• WHAT TO PRODUCE
Repeat every line exactly, keeping the pictures out of the copy.
****************
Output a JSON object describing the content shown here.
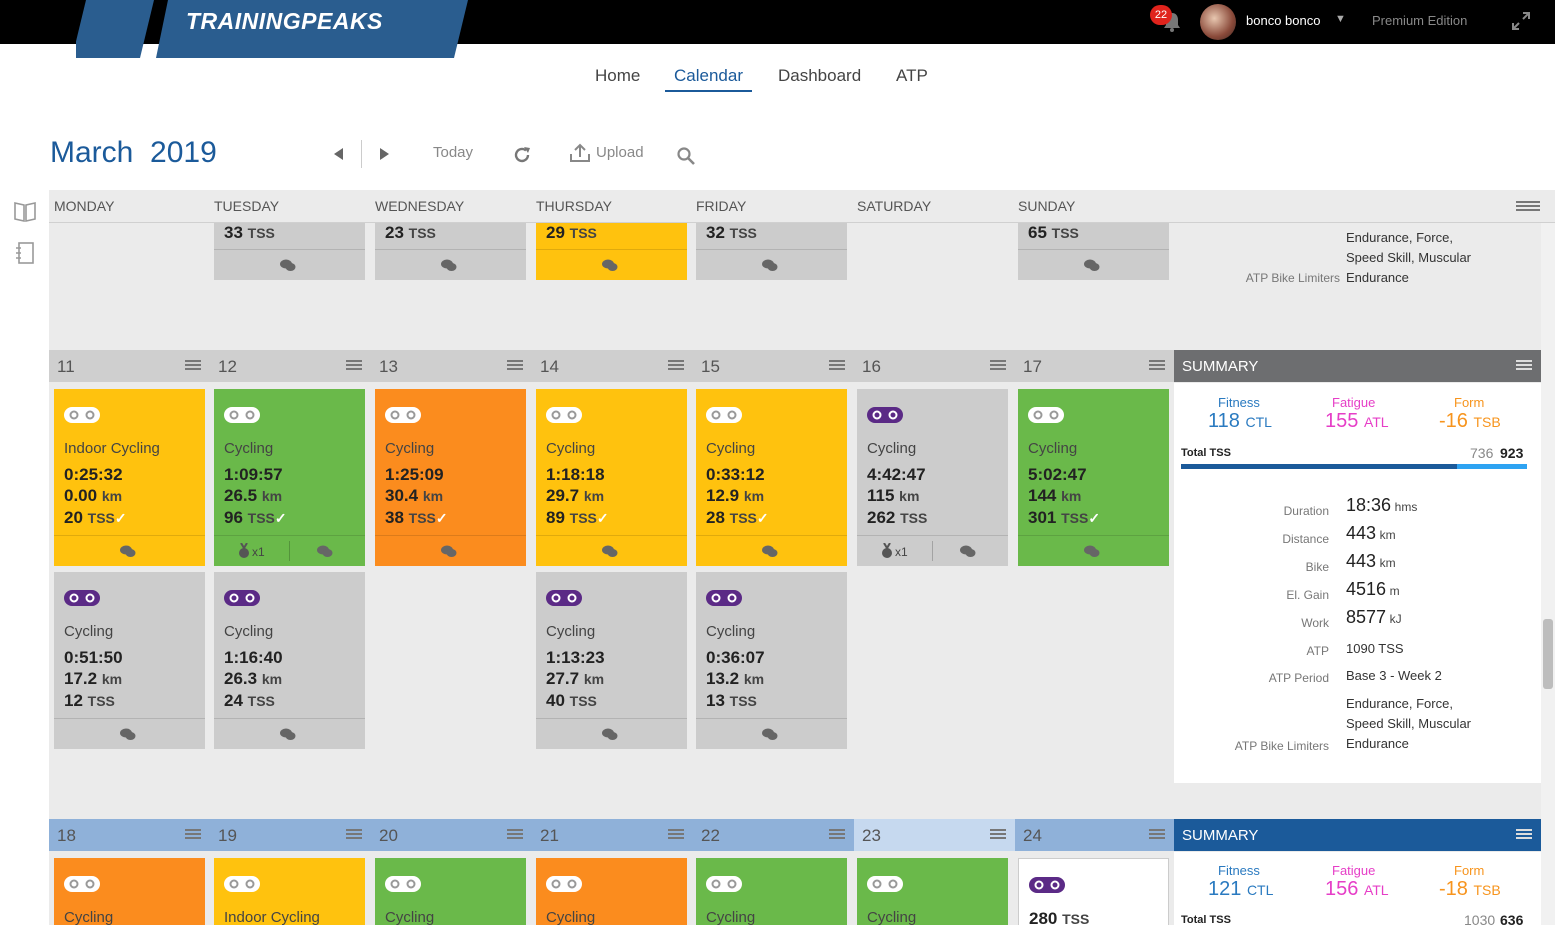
{
  "header": {
    "logo_text": "TRAININGPEAKS",
    "notification_count": "22",
    "username": "bonco bonco",
    "edition": "Premium Edition"
  },
  "nav": {
    "home": "Home",
    "calendar": "Calendar",
    "dashboard": "Dashboard",
    "atp": "ATP"
  },
  "toolbar": {
    "month": "March",
    "year": "2019",
    "today": "Today",
    "upload": "Upload"
  },
  "days": [
    "MONDAY",
    "TUESDAY",
    "WEDNESDAY",
    "THURSDAY",
    "FRIDAY",
    "SATURDAY",
    "SUNDAY"
  ],
  "top_partial": {
    "tues_tss": "33",
    "wed_tss": "23",
    "thu_tss": "29",
    "fri_tss": "32",
    "sun_tss": "65",
    "tss_unit": "TSS",
    "limiters_text1": "Endurance, Force,",
    "limiters_text2": "Speed Skill, Muscular",
    "limiters_label": "ATP Bike Limiters",
    "limiters_value": "Endurance"
  },
  "week2": {
    "dates": [
      "11",
      "12",
      "13",
      "14",
      "15",
      "16",
      "17"
    ],
    "summary_title": "SUMMARY",
    "row1": [
      {
        "title": "Indoor Cycling",
        "duration": "0:25:32",
        "distance": "0.00",
        "tss": "20"
      },
      {
        "title": "Cycling",
        "duration": "1:09:57",
        "distance": "26.5",
        "tss": "96",
        "medal": "x1"
      },
      {
        "title": "Cycling",
        "duration": "1:25:09",
        "distance": "30.4",
        "tss": "38"
      },
      {
        "title": "Cycling",
        "duration": "1:18:18",
        "distance": "29.7",
        "tss": "89"
      },
      {
        "title": "Cycling",
        "duration": "0:33:12",
        "distance": "12.9",
        "tss": "28"
      },
      {
        "title": "Cycling",
        "duration": "4:42:47",
        "distance": "115",
        "tss": "262",
        "medal": "x1"
      },
      {
        "title": "Cycling",
        "duration": "5:02:47",
        "distance": "144",
        "tss": "301"
      }
    ],
    "row2": [
      {
        "title": "Cycling",
        "duration": "0:51:50",
        "distance": "17.2",
        "tss": "12"
      },
      {
        "title": "Cycling",
        "duration": "1:16:40",
        "distance": "26.3",
        "tss": "24"
      },
      {
        "title": "Cycling",
        "duration": "1:13:23",
        "distance": "27.7",
        "tss": "40"
      },
      {
        "title": "Cycling",
        "duration": "0:36:07",
        "distance": "13.2",
        "tss": "13"
      }
    ],
    "summary": {
      "fitness_label": "Fitness",
      "fitness_value": "118",
      "fitness_unit": "CTL",
      "fatigue_label": "Fatigue",
      "fatigue_value": "155",
      "fatigue_unit": "ATL",
      "form_label": "Form",
      "form_value": "-16",
      "form_unit": "TSB",
      "total_tss_label": "Total TSS",
      "total_tss_planned": "736",
      "total_tss_done": "923",
      "duration_label": "Duration",
      "duration_value": "18:36",
      "duration_unit": "hms",
      "distance_label": "Distance",
      "distance_value": "443",
      "distance_unit": "km",
      "bike_label": "Bike",
      "bike_value": "443",
      "bike_unit": "km",
      "elgain_label": "El. Gain",
      "elgain_value": "4516",
      "elgain_unit": "m",
      "work_label": "Work",
      "work_value": "8577",
      "work_unit": "kJ",
      "atp_label": "ATP",
      "atp_value": "1090 TSS",
      "atp_period_label": "ATP Period",
      "atp_period_value": "Base 3 - Week 2",
      "limiters_text1": "Endurance, Force,",
      "limiters_text2": "Speed Skill, Muscular",
      "limiters_label": "ATP Bike Limiters",
      "limiters_value": "Endurance"
    }
  },
  "week3": {
    "dates": [
      "18",
      "19",
      "20",
      "21",
      "22",
      "23",
      "24"
    ],
    "summary_title": "SUMMARY",
    "titles": [
      "Cycling",
      "Indoor Cycling",
      "Cycling",
      "Cycling",
      "Cycling",
      "Cycling"
    ],
    "sun_tss": "280",
    "summary": {
      "fitness_label": "Fitness",
      "fitness_value": "121",
      "fitness_unit": "CTL",
      "fatigue_label": "Fatigue",
      "fatigue_value": "156",
      "fatigue_unit": "ATL",
      "form_label": "Form",
      "form_value": "-18",
      "form_unit": "TSB",
      "total_tss_label": "Total TSS",
      "total_tss_planned": "1030",
      "total_tss_done": "636"
    }
  },
  "units": {
    "km": "km",
    "tss": "TSS"
  },
  "colors": {
    "yellow": "#ffc20e",
    "green": "#6ab94a",
    "orange": "#fb8c1e",
    "grey": "#cccccc",
    "brand_blue": "#1b5a9a",
    "purple": "#5b2a86"
  }
}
****************
• TASK OUTPUT
Output a JSON object describing the content shown here.
{
  "header": {
    "logo_text": "TRAININGPEAKS",
    "notification_count": "22",
    "username": "bonco bonco",
    "edition": "Premium Edition"
  },
  "nav": {
    "home": "Home",
    "calendar": "Calendar",
    "dashboard": "Dashboard",
    "atp": "ATP"
  },
  "toolbar": {
    "month": "March",
    "year": "2019",
    "today": "Today",
    "upload": "Upload"
  },
  "days": [
    "MONDAY",
    "TUESDAY",
    "WEDNESDAY",
    "THURSDAY",
    "FRIDAY",
    "SATURDAY",
    "SUNDAY"
  ],
  "top_partial": {
    "tues_tss": "33",
    "wed_tss": "23",
    "thu_tss": "29",
    "fri_tss": "32",
    "sun_tss": "65",
    "tss_unit": "TSS",
    "limiters_text1": "Endurance, Force,",
    "limiters_text2": "Speed Skill, Muscular",
    "limiters_label": "ATP Bike Limiters",
    "limiters_value": "Endurance"
  },
  "week2": {
    "dates": [
      "11",
      "12",
      "13",
      "14",
      "15",
      "16",
      "17"
    ],
    "summary_title": "SUMMARY",
    "row1": [
      {
        "title": "Indoor Cycling",
        "duration": "0:25:32",
        "distance": "0.00",
        "tss": "20"
      },
      {
        "title": "Cycling",
        "duration": "1:09:57",
        "distance": "26.5",
        "tss": "96",
        "medal": "x1"
      },
      {
        "title": "Cycling",
        "duration": "1:25:09",
        "distance": "30.4",
        "tss": "38"
      },
      {
        "title": "Cycling",
        "duration": "1:18:18",
        "distance": "29.7",
        "tss": "89"
      },
      {
        "title": "Cycling",
        "duration": "0:33:12",
        "distance": "12.9",
        "tss": "28"
      },
      {
        "title": "Cycling",
        "duration": "4:42:47",
        "distance": "115",
        "tss": "262",
        "medal": "x1"
      },
      {
        "title": "Cycling",
        "duration": "5:02:47",
        "distance": "144",
        "tss": "301"
      }
    ],
    "row2": [
      {
        "title": "Cycling",
        "duration": "0:51:50",
        "distance": "17.2",
        "tss": "12"
      },
      {
        "title": "Cycling",
        "duration": "1:16:40",
        "distance": "26.3",
        "tss": "24"
      },
      {
        "title": "Cycling",
        "duration": "1:13:23",
        "distance": "27.7",
        "tss": "40"
      },
      {
        "title": "Cycling",
        "duration": "0:36:07",
        "distance": "13.2",
        "tss": "13"
      }
    ],
    "summary": {
      "fitness_label": "Fitness",
      "fitness_value": "118",
      "fitness_unit": "CTL",
      "fatigue_label": "Fatigue",
      "fatigue_value": "155",
      "fatigue_unit": "ATL",
      "form_label": "Form",
      "form_value": "-16",
      "form_unit": "TSB",
      "total_tss_label": "Total TSS",
      "total_tss_planned": "736",
      "total_tss_done": "923",
      "duration_label": "Duration",
      "duration_value": "18:36",
      "duration_unit": "hms",
      "distance_label": "Distance",
      "distance_value": "443",
      "distance_unit": "km",
      "bike_label": "Bike",
      "bike_value": "443",
      "bike_unit": "km",
      "elgain_label": "El. Gain",
      "elgain_value": "4516",
      "elgain_unit": "m",
      "work_label": "Work",
      "work_value": "8577",
      "work_unit": "kJ",
      "atp_label": "ATP",
      "atp_value": "1090 TSS",
      "atp_period_label": "ATP Period",
      "atp_period_value": "Base 3 - Week 2",
      "limiters_text1": "Endurance, Force,",
      "limiters_text2": "Speed Skill, Muscular",
      "limiters_label": "ATP Bike Limiters",
      "limiters_value": "Endurance"
    }
  },
  "week3": {
    "dates": [
      "18",
      "19",
      "20",
      "21",
      "22",
      "23",
      "24"
    ],
    "summary_title": "SUMMARY",
    "titles": [
      "Cycling",
      "Indoor Cycling",
      "Cycling",
      "Cycling",
      "Cycling",
      "Cycling"
    ],
    "sun_tss": "280",
    "summary": {
      "fitness_label": "Fitness",
      "fitness_value": "121",
      "fitness_unit": "CTL",
      "fatigue_label": "Fatigue",
      "fatigue_value": "156",
      "fatigue_unit": "ATL",
      "form_label": "Form",
      "form_value": "-18",
      "form_unit": "TSB",
      "total_tss_label": "Total TSS",
      "total_tss_planned": "1030",
      "total_tss_done": "636"
    }
  },
  "units": {
    "km": "km",
    "tss": "TSS"
  },
  "colors": {
    "yellow": "#ffc20e",
    "green": "#6ab94a",
    "orange": "#fb8c1e",
    "grey": "#cccccc",
    "brand_blue": "#1b5a9a",
    "purple": "#5b2a86"
  }
}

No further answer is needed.